Dataset entries
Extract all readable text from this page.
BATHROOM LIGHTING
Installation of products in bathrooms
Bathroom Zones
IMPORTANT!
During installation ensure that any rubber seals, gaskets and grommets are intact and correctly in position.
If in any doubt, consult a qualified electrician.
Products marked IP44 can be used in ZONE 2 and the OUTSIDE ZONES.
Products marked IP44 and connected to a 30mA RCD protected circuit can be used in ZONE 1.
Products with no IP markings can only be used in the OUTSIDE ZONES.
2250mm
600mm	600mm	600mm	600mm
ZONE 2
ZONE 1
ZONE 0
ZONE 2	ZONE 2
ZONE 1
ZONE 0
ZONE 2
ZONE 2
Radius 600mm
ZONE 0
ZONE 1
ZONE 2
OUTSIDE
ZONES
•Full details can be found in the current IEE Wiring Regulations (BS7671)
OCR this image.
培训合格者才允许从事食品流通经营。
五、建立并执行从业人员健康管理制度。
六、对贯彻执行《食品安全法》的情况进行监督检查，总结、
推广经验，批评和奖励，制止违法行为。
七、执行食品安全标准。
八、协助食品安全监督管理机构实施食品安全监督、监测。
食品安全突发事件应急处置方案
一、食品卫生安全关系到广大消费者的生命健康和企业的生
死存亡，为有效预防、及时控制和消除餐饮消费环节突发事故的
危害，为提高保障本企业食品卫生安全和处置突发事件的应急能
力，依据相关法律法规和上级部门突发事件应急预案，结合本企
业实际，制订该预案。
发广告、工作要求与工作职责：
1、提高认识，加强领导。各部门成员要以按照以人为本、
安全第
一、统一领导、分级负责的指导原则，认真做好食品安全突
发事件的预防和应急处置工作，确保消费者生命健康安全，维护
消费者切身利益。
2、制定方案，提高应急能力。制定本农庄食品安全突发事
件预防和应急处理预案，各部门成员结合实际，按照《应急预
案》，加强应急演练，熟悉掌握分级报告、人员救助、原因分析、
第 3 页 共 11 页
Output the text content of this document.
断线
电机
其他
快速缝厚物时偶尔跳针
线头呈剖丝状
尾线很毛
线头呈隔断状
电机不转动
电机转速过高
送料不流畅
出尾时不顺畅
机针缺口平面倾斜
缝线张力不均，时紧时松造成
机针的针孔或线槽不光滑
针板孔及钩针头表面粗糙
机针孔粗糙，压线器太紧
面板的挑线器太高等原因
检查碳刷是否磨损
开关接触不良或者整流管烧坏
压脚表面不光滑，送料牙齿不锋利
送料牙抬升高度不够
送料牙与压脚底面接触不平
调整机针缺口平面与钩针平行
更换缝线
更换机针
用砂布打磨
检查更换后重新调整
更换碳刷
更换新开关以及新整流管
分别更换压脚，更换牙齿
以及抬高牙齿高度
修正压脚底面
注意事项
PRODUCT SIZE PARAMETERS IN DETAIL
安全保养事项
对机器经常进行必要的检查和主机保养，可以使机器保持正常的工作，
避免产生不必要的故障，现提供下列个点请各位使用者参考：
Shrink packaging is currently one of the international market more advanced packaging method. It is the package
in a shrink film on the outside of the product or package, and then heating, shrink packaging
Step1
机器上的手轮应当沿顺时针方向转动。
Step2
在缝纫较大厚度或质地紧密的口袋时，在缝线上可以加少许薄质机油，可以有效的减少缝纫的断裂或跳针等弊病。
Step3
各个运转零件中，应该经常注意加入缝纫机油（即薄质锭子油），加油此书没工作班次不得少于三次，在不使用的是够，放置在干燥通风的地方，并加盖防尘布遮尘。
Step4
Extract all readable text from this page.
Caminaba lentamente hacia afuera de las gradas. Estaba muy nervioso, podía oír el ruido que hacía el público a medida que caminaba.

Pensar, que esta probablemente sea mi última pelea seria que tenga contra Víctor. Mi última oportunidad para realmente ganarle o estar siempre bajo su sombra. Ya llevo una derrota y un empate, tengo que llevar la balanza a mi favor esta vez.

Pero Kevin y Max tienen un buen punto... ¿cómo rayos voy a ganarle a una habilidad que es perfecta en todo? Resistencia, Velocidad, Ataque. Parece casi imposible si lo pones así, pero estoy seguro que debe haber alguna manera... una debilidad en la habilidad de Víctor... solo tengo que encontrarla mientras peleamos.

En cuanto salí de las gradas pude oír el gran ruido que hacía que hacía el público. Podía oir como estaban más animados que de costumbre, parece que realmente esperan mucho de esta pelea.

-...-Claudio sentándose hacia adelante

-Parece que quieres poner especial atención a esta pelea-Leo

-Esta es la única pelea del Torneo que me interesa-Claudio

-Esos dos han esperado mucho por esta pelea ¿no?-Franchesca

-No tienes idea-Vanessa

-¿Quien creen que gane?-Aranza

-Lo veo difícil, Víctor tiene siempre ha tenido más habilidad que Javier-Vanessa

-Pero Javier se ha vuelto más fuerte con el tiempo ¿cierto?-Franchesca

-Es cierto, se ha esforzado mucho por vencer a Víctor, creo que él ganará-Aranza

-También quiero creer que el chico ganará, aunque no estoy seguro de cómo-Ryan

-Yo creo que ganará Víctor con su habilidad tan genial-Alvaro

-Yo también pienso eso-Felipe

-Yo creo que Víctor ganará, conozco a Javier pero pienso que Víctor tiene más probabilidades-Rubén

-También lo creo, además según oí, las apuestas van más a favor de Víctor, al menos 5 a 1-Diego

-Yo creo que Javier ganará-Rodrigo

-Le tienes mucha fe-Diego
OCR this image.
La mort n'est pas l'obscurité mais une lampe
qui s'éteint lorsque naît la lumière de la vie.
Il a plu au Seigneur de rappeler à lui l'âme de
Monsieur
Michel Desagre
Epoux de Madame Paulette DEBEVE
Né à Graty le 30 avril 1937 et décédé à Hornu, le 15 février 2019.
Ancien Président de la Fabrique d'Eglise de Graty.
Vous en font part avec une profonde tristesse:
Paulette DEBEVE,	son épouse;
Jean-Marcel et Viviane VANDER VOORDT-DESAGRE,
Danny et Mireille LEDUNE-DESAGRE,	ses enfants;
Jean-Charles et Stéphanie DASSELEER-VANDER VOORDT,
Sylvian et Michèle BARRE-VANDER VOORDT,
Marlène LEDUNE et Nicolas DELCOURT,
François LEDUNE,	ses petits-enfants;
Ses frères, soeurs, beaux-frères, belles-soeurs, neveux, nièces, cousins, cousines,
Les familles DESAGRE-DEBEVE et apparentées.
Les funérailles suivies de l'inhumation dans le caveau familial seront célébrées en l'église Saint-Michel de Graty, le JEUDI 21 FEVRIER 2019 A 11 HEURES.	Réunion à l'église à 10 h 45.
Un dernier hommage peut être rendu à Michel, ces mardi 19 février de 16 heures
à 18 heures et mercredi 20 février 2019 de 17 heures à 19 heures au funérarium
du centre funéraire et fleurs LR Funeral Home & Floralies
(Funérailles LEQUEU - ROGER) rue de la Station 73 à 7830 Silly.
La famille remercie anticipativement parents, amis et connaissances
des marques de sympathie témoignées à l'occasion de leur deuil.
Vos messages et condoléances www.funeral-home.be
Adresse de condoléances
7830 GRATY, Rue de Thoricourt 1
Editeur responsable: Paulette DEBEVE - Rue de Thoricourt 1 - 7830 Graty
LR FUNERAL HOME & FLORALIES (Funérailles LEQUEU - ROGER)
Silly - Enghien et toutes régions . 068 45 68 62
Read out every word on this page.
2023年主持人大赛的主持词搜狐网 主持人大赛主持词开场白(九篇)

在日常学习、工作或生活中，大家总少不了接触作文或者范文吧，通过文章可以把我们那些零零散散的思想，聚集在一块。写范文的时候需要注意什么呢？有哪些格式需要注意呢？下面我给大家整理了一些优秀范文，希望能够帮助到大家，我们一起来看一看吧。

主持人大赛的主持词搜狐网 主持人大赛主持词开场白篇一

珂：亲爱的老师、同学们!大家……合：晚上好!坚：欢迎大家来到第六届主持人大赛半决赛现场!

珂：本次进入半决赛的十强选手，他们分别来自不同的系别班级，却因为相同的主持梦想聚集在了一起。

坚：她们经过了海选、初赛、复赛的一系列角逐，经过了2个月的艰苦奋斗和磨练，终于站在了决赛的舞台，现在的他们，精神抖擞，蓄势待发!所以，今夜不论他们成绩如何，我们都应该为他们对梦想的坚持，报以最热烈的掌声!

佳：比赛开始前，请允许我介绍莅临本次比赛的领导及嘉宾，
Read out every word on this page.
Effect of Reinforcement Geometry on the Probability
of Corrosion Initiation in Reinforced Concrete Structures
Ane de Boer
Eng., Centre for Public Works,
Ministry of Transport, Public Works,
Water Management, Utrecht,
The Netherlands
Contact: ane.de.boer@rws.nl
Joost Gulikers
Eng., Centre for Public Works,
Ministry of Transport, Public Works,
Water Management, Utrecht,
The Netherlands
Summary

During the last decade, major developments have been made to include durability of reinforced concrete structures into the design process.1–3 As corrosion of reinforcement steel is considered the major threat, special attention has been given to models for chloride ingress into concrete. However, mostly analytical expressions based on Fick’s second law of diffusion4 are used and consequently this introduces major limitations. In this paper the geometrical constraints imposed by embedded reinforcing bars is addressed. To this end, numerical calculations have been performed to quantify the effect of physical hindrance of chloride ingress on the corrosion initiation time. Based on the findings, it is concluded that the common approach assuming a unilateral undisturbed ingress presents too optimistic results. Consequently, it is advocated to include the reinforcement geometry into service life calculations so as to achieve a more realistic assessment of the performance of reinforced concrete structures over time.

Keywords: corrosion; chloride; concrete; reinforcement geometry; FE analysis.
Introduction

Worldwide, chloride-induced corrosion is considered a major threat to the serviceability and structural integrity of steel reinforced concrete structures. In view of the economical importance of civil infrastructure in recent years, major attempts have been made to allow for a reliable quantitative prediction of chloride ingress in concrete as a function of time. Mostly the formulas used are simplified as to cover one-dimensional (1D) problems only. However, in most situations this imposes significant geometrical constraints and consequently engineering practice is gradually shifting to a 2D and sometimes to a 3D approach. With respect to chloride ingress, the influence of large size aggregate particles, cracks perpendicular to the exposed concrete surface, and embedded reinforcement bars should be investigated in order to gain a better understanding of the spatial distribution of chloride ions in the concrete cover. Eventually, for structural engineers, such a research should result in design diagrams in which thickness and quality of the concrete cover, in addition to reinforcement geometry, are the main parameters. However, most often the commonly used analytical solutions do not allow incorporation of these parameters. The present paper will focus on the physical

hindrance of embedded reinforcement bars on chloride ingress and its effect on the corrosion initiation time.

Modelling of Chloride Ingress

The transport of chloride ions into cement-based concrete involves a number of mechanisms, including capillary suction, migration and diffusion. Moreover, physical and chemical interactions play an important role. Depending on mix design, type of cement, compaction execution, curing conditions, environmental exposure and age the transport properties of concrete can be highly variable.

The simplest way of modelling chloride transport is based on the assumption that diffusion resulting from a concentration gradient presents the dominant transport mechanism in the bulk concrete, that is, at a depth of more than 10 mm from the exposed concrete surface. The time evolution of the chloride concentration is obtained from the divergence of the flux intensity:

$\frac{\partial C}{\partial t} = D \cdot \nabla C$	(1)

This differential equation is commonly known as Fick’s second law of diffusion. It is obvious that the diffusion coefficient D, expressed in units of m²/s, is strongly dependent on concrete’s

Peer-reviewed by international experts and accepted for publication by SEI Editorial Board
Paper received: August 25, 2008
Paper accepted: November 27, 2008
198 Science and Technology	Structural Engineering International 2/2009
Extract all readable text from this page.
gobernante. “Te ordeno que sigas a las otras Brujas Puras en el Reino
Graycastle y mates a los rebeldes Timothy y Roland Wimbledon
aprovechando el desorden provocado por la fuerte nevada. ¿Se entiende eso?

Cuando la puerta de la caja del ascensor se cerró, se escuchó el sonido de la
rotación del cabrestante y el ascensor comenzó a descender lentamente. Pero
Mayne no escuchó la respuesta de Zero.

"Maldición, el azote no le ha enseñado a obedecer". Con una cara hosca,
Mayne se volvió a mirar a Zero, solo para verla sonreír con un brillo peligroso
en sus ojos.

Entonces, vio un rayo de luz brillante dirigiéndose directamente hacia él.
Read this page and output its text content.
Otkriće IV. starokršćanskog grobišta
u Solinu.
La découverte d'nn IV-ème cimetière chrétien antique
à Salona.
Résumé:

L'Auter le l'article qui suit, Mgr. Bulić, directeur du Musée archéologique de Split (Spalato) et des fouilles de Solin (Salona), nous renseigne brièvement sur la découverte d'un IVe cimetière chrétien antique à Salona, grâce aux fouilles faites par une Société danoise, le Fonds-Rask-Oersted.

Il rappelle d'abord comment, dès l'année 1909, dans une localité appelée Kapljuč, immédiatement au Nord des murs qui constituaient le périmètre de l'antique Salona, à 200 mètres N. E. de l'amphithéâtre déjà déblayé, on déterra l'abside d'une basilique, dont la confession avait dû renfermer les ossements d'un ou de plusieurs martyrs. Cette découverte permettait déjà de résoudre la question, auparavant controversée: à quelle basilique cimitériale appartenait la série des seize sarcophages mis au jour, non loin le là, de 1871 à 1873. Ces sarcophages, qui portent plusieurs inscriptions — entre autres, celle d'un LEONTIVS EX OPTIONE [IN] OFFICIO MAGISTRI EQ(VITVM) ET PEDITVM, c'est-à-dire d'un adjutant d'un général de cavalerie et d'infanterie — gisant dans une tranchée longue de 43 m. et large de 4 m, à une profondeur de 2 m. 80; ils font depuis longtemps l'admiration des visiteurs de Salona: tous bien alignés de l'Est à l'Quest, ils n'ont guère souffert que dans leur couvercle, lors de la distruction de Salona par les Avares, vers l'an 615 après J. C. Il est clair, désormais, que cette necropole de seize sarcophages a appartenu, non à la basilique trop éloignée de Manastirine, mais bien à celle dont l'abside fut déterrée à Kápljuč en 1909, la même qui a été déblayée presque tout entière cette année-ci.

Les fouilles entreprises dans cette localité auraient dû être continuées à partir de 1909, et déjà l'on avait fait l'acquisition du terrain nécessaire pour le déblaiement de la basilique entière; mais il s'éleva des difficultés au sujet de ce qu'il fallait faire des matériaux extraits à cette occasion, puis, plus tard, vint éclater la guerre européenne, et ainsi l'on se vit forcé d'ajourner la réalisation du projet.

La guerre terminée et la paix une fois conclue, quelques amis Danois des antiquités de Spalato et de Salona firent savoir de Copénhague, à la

* **TASK**
Out of the records, collect only those lines that contain the string "público".

* **SOLUTION FOR THIS PROBLEM**
Caminaba lentamente hacia afuera de las gradas. Estaba muy nervioso, podía oír el ruido que hacía el público a medida que caminaba.
En cuanto salí de las gradas pude oír el gran ruido que hacía que hacía el público. Podía oir como estaban más animados que de costumbre, parece que realmente esperan mucho de esta pelea.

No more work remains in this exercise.